BEGIN
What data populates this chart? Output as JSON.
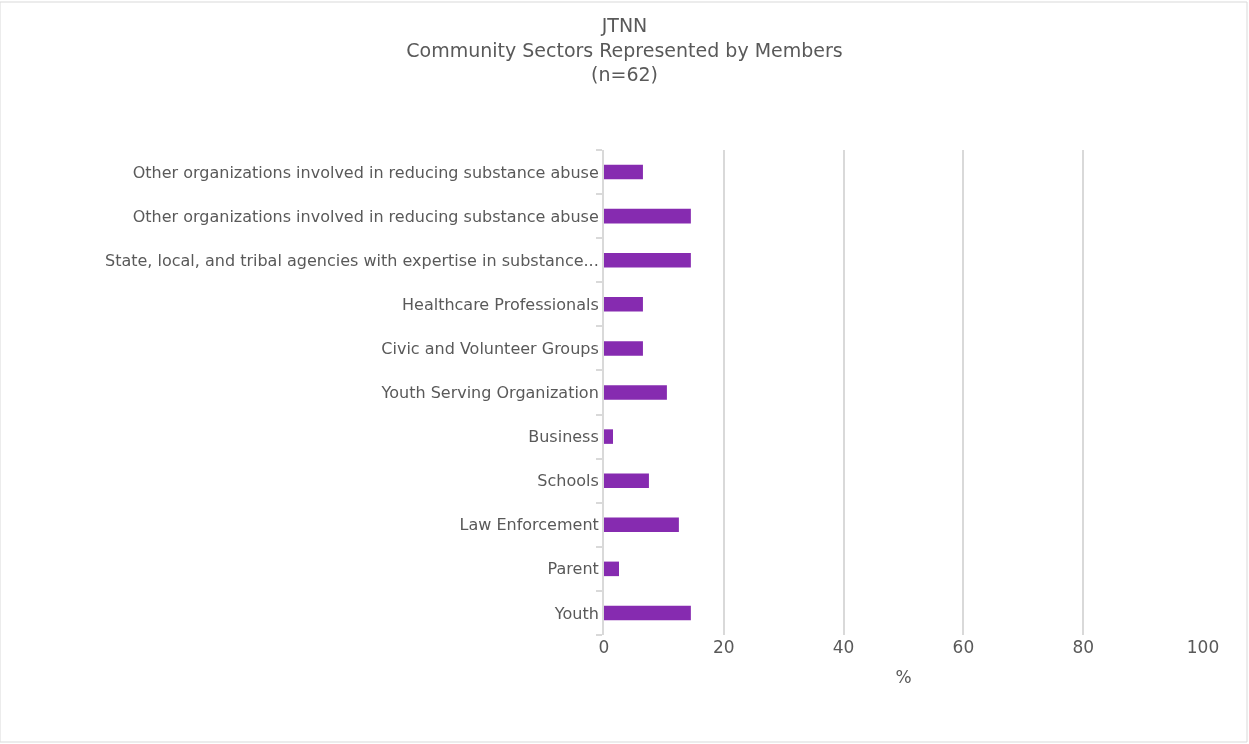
{
  "chart_data": {
    "type": "bar",
    "orientation": "horizontal",
    "title": "JTNN\nCommunity Sectors Represented by Members\n(n=62)",
    "xlabel": "%",
    "categories": [
      "Other organizations involved in reducing substance abuse",
      "Other organizations involved in reducing substance abuse",
      "State, local, and tribal agencies with expertise in substance...",
      "Healthcare Professionals",
      "Civic and Volunteer Groups",
      "Youth Serving Organization",
      "Business",
      "Schools",
      "Law Enforcement",
      "Parent",
      "Youth"
    ],
    "values": [
      6.5,
      14.5,
      14.5,
      6.5,
      6.5,
      10.5,
      1.5,
      7.5,
      12.5,
      2.5,
      14.5
    ],
    "color": "#862bb0",
    "xlim": [
      0,
      100
    ],
    "xticks": [
      0,
      20,
      40,
      60,
      80,
      100
    ],
    "grid": "x",
    "legend": false
  }
}
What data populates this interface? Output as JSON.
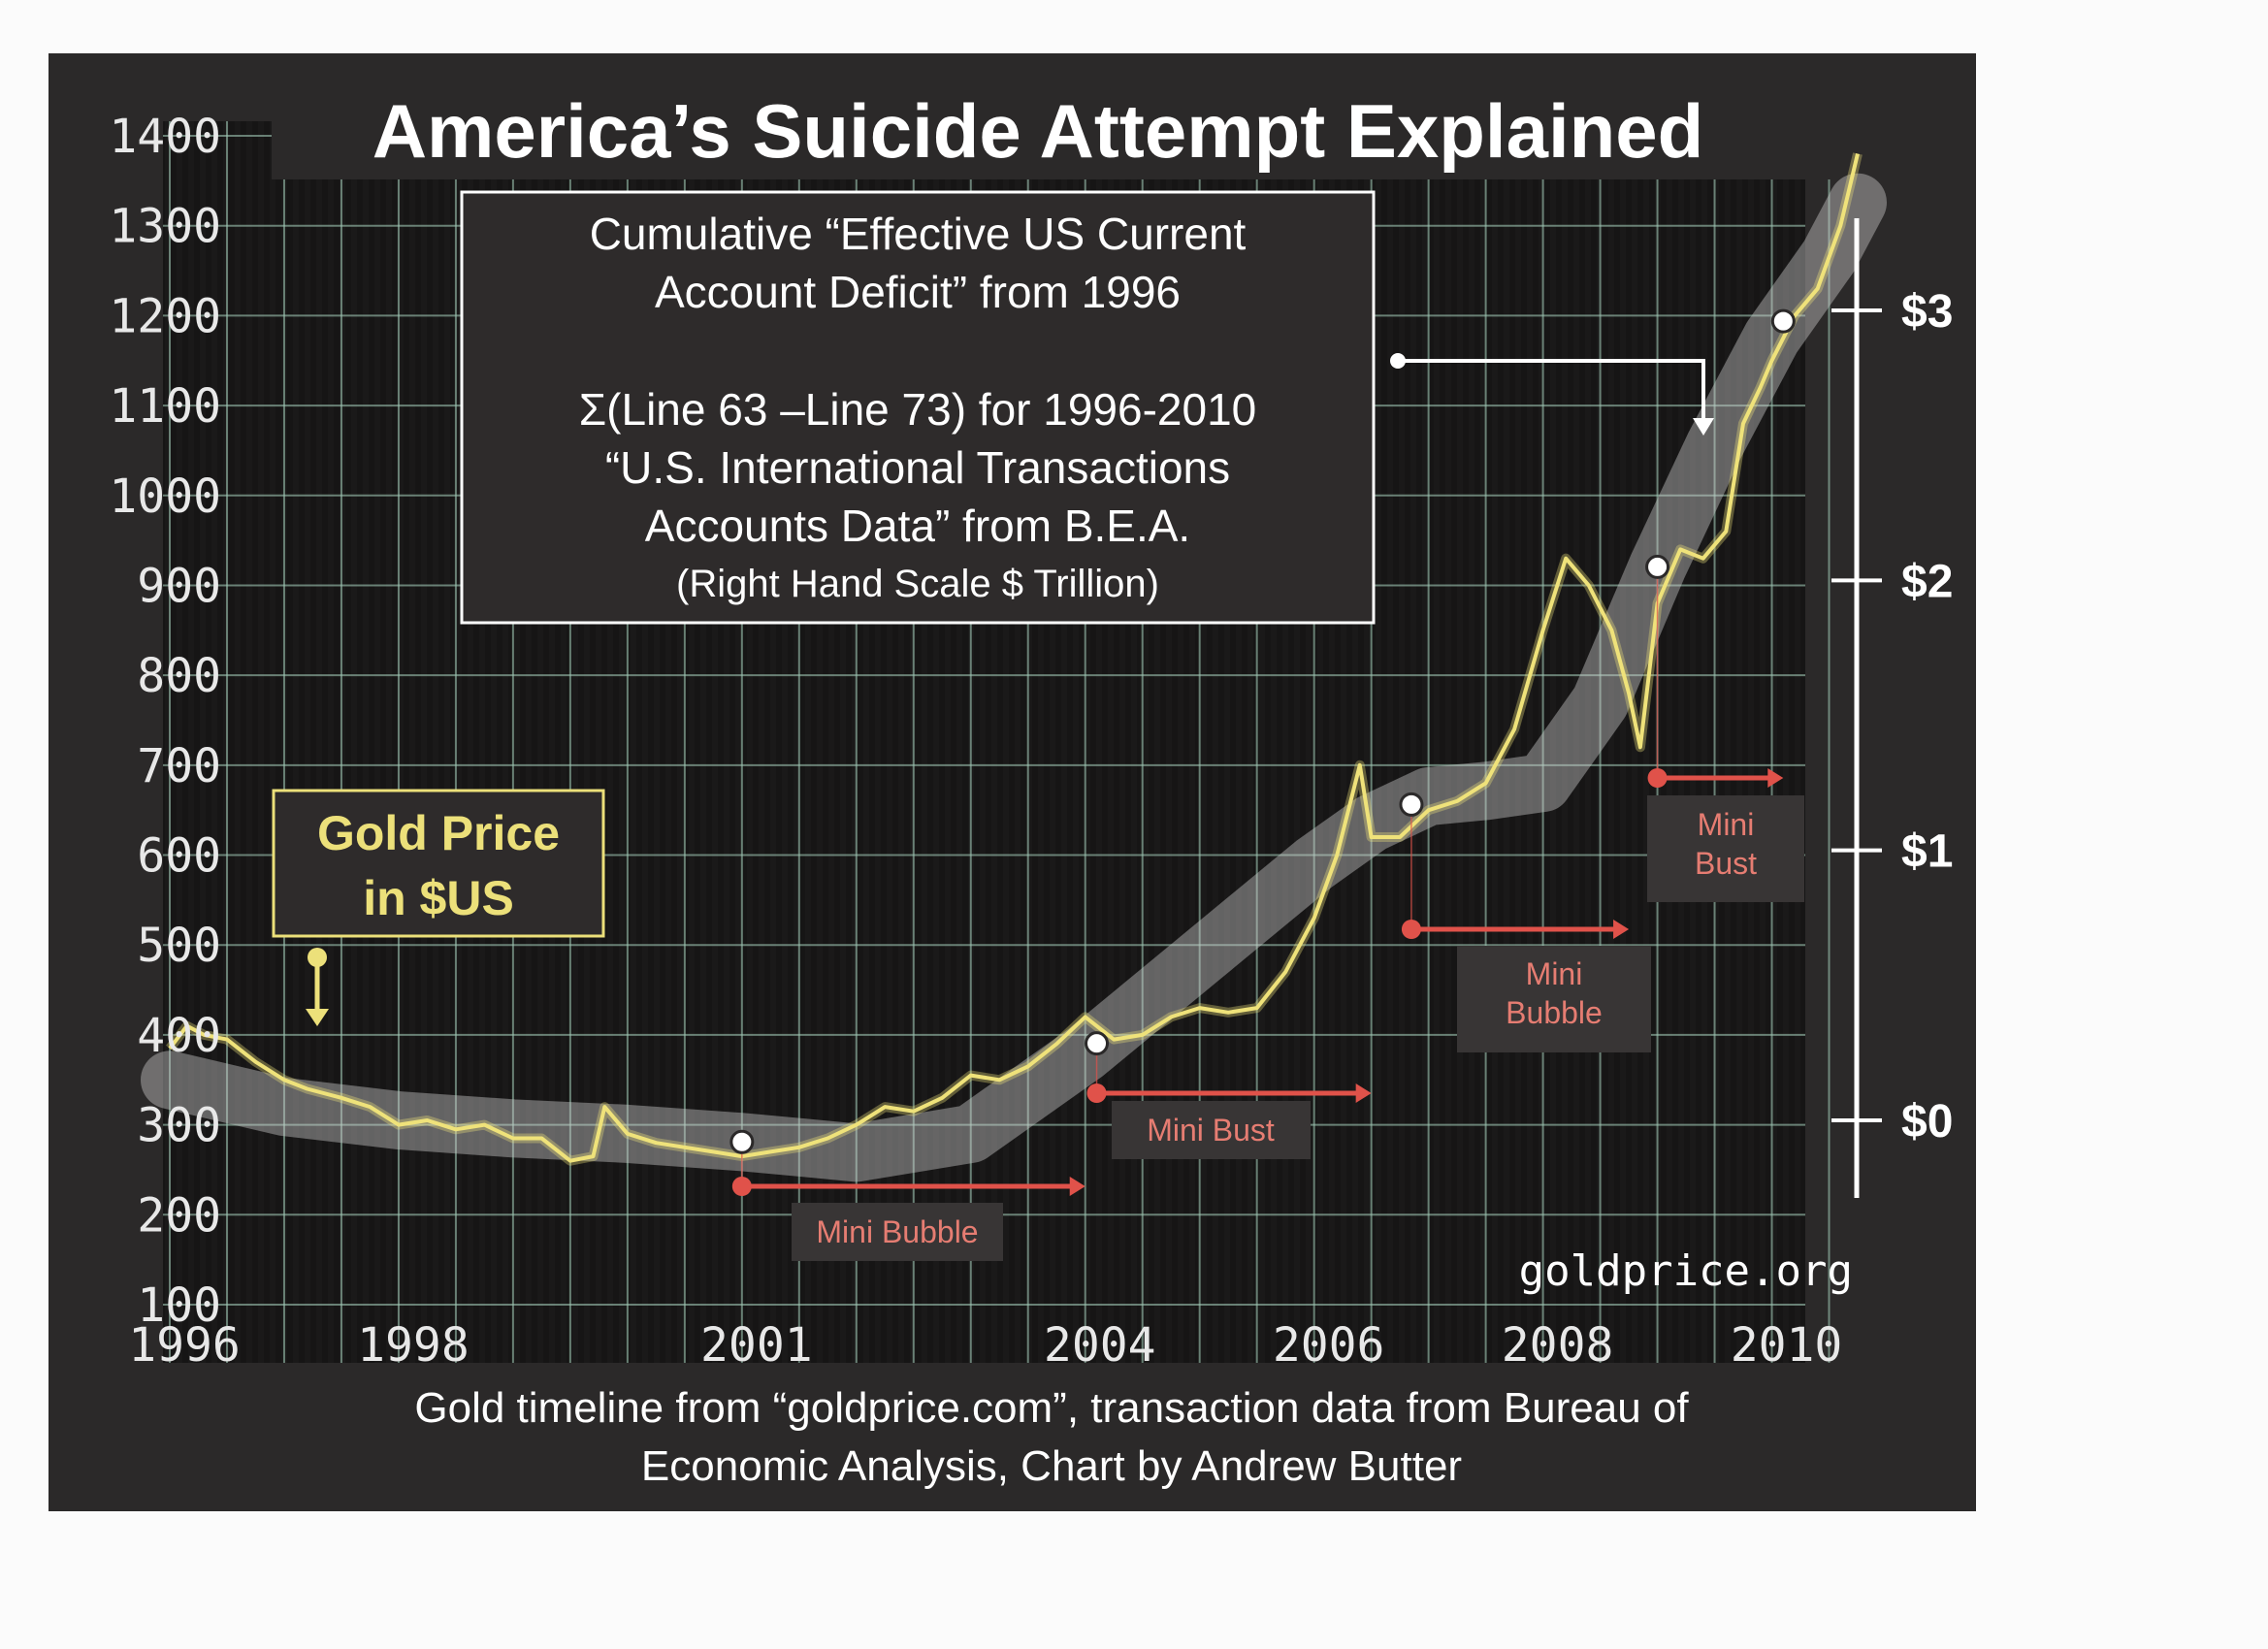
{
  "chart_data": {
    "type": "line",
    "title": "America’s Suicide Attempt Explained",
    "info_box": {
      "line1": "Cumulative “Effective US Current",
      "line2": "Account Deficit” from 1996",
      "line3": "Σ(Line 63 –Line 73) for 1996-2010",
      "line4": "“U.S. International Transactions",
      "line5": "Accounts Data” from B.E.A.",
      "line6": "(Right Hand Scale $ Trillion)"
    },
    "gold_label": {
      "line1": "Gold Price",
      "line2": "in $US"
    },
    "source_credit": {
      "line1": "Gold timeline from “goldprice.com”, transaction data from Bureau of",
      "line2": "Economic Analysis, Chart by Andrew Butter"
    },
    "watermark": "goldprice.org",
    "y_left": {
      "ticks": [
        "1400",
        "1300",
        "1200",
        "1100",
        "1000",
        "900",
        "800",
        "700",
        "600",
        "500",
        "400",
        "300",
        "200",
        "100"
      ],
      "range": [
        100,
        1400
      ]
    },
    "y_right": {
      "ticks": [
        "$3",
        "$2",
        "$1",
        "$0"
      ],
      "unit": "$ Trillion"
    },
    "x_ticks": [
      "1996",
      "1998",
      "2001",
      "2004",
      "2006",
      "2008",
      "2010"
    ],
    "x_range": [
      1996,
      2010.75
    ],
    "grid": true,
    "series": [
      {
        "name": "Gold Price in $US",
        "color": "#efe27a",
        "x": [
          1996.0,
          1996.15,
          1996.3,
          1996.5,
          1996.75,
          1997.0,
          1997.2,
          1997.5,
          1997.75,
          1998.0,
          1998.25,
          1998.5,
          1998.75,
          1999.0,
          1999.25,
          1999.5,
          1999.7,
          1999.8,
          2000.0,
          2000.25,
          2000.5,
          2000.75,
          2001.0,
          2001.25,
          2001.5,
          2001.75,
          2002.0,
          2002.25,
          2002.5,
          2002.75,
          2003.0,
          2003.25,
          2003.5,
          2003.75,
          2004.0,
          2004.25,
          2004.5,
          2004.75,
          2005.0,
          2005.25,
          2005.5,
          2005.75,
          2006.0,
          2006.2,
          2006.4,
          2006.5,
          2006.75,
          2007.0,
          2007.25,
          2007.5,
          2007.75,
          2008.0,
          2008.2,
          2008.4,
          2008.6,
          2008.75,
          2008.85,
          2009.0,
          2009.2,
          2009.4,
          2009.6,
          2009.75,
          2009.9,
          2010.0,
          2010.2,
          2010.4,
          2010.6,
          2010.75
        ],
        "y": [
          385,
          410,
          400,
          395,
          370,
          350,
          340,
          330,
          320,
          300,
          305,
          295,
          300,
          285,
          285,
          260,
          265,
          320,
          290,
          280,
          275,
          270,
          265,
          270,
          275,
          285,
          300,
          320,
          315,
          330,
          355,
          350,
          365,
          390,
          420,
          395,
          400,
          420,
          430,
          425,
          430,
          470,
          530,
          600,
          700,
          620,
          620,
          650,
          660,
          680,
          740,
          850,
          930,
          900,
          850,
          780,
          720,
          880,
          940,
          930,
          960,
          1080,
          1120,
          1150,
          1200,
          1230,
          1300,
          1380
        ]
      },
      {
        "name": "Cumulative Effective US Current Account Deficit",
        "color": "#cfcfcf",
        "axis": "right",
        "x": [
          1996.0,
          1997.0,
          1998.0,
          1999.0,
          2000.0,
          2001.0,
          2001.5,
          2002.0,
          2003.0,
          2004.0,
          2005.0,
          2006.0,
          2006.5,
          2007.0,
          2007.5,
          2008.0,
          2008.5,
          2009.0,
          2009.5,
          2010.0,
          2010.5,
          2010.75
        ],
        "y": [
          0.15,
          0.05,
          0.0,
          -0.03,
          -0.05,
          -0.08,
          -0.1,
          -0.12,
          -0.05,
          0.25,
          0.6,
          0.95,
          1.1,
          1.2,
          1.22,
          1.25,
          1.55,
          2.05,
          2.5,
          2.9,
          3.2,
          3.4
        ]
      }
    ],
    "annotations": [
      {
        "label": "Mini Bubble",
        "start": 2001.0,
        "end": 2004.0
      },
      {
        "label": "Mini Bust",
        "start": 2004.1,
        "end": 2006.5
      },
      {
        "label": "Mini Bubble",
        "start": 2006.85,
        "end": 2008.75
      },
      {
        "label": "Mini Bust",
        "start": 2009.0,
        "end": 2010.1
      }
    ],
    "phase_labels": {
      "p1": "Mini Bubble",
      "p2": "Mini Bust",
      "p3_line1": "Mini",
      "p3_line2": "Bubble",
      "p4_line1": "Mini",
      "p4_line2": "Bust"
    }
  }
}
END
- _DIRECTIONS_:
Give every line of the material that includes the string "goldprice".

- _TASK RESPONSE_:
      "line1": "Gold timeline from “goldprice.com”, transaction data from Bureau of",
    "watermark": "goldprice.org",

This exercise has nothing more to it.